WHAT THIS EXERCISE ASKS =>
(1) According to the fellows page, what did Maria Archimandritou's research project aim to explore?
(2) Say whether each statement agrees with the fellows page, answering yes or no and quoting the words that decide it: (a) Christos Asteriou has written three novels. (b) Maria Archimandritou has published thirteen collections of poetry. (c) Maria Archimandritou was a Visiting Fellow at Columbia University from August to December 2014.

[GIVEN PASSAGE Boundary: Start]

Current fellows

2015-2016

Christos Asteriou is the author of two novels and a volume of short stories. He has also translated several books from German (among others Hofmannsthal, Gadamer, Wolf). He was the Head of the German Department at the European Center for Literary Translation (2001-2004). As a writer he has regularly contributed to salient national and international literary publications with articles on literature and art. Several of his short stories have been translated into English, Italian, Serbian and other European languages. Christos received the 2013 literature fellowship from the Berlin Academy of Arts and the 2015 Fulbright artist's fellowship. During his stay, he conducted research on his new novel interviewing Greeks expatriates in New York City.

 

2014-2015

Maria Archimandritou is an Associate Professor of Criminology and Penology at the School of Law, Aristotle University of Thessaloniki. She teaches criminology and penology and is also a poet. She has published (among other texts) nine academic books and thirteen collections of poetry. Maria was a Visiting Fellow in the Program in Hellenic Studies, Columbia University, from August-September, 2014. During her stay she conducted research on her book length writing project “Hermes.” The research project aims to explore the Homeric Hymn to Hermes as a cultural criminological narrative.

[GIVEN PASSAGE Boundary: End]
[GIVEN RECORDS Boundary: Start]

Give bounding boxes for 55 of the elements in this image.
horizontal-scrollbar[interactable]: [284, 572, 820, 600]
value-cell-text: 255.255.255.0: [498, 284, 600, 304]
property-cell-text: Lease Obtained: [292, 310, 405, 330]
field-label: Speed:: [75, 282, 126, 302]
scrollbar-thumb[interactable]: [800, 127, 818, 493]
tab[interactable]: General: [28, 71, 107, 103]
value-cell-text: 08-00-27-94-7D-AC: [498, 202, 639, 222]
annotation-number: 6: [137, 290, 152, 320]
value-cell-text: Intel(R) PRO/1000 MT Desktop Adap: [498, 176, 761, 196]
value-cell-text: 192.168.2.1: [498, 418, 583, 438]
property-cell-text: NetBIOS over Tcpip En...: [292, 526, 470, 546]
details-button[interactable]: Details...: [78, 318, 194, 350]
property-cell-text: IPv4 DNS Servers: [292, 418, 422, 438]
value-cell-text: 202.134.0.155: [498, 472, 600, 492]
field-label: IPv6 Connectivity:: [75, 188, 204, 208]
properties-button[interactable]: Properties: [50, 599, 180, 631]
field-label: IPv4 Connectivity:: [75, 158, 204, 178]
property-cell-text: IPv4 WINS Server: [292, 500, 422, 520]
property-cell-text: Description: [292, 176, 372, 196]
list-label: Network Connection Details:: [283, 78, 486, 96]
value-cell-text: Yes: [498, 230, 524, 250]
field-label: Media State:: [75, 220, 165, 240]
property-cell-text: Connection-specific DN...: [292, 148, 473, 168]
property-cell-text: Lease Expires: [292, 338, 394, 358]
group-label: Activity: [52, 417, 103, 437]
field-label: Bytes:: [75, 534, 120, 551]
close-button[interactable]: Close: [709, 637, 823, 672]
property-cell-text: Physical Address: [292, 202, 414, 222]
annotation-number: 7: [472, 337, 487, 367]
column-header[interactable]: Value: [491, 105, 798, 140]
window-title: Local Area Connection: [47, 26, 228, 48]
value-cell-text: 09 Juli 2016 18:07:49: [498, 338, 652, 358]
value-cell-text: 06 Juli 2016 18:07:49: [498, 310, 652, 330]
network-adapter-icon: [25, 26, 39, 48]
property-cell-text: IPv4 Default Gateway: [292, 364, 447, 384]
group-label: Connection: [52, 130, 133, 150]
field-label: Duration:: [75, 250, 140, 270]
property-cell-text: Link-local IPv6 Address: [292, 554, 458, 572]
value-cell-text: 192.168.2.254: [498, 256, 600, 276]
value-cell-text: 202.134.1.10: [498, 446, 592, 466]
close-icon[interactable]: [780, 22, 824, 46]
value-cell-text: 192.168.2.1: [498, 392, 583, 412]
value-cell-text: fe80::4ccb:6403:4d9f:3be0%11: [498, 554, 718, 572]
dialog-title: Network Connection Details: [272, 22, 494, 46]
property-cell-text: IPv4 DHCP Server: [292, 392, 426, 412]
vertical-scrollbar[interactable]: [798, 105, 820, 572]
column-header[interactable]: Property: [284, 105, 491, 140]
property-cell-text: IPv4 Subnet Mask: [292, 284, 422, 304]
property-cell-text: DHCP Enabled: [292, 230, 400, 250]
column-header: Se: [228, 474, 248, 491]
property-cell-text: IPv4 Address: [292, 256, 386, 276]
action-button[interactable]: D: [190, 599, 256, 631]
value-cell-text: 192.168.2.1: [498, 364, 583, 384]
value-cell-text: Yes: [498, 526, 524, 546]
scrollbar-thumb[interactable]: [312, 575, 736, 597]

[GIVEN RECORDS Boundary: End]

SOLUTIONS PER TASK =>
(1) The Homeric Hymn to Hermes as a cultural criminological narrative.

(2)
(a) No: "Christos Asteriou is the author of two novels and a volume of short stories."
(b) Yes: "She has published (among other texts) nine academic books and thirteen collections of poetry."
(c) No: "Maria was a Visiting Fellow in the Program in Hellenic Studies, Columbia University, from August-September, 2014."